__What you have to do__:
Give the number of lines in the listing below that include the word "this", with nothing more.

__Exercise materials__:

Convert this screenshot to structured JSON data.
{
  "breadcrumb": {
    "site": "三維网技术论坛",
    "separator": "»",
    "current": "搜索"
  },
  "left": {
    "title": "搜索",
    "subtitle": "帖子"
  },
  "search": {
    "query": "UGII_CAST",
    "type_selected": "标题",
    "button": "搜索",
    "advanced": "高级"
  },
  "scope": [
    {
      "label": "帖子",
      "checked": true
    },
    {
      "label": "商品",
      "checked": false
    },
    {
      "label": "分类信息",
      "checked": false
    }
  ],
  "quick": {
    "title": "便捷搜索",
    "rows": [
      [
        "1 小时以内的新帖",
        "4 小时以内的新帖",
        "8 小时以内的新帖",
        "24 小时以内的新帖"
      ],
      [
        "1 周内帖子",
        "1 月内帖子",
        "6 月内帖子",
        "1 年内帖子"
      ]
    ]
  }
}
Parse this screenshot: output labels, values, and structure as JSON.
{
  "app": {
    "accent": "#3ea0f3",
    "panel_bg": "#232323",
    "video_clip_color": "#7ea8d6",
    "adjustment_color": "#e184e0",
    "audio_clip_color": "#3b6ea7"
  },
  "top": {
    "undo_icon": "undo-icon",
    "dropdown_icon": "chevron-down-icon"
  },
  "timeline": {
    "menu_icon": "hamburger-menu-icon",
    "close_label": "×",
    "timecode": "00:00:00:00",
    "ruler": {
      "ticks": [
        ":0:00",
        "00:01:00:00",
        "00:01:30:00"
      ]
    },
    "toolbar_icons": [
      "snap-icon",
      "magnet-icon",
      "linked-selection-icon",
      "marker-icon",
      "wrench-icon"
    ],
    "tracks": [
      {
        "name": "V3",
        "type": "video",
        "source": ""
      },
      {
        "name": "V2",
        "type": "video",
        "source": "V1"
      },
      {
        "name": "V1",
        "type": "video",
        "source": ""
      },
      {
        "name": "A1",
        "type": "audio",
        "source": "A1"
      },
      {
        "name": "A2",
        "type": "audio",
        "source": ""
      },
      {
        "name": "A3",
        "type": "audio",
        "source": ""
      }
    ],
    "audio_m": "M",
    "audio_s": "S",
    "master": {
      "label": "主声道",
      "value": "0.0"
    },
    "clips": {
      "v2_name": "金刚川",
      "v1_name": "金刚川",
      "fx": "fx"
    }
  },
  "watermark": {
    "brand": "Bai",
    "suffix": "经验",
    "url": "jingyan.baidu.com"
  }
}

__Solution__:
2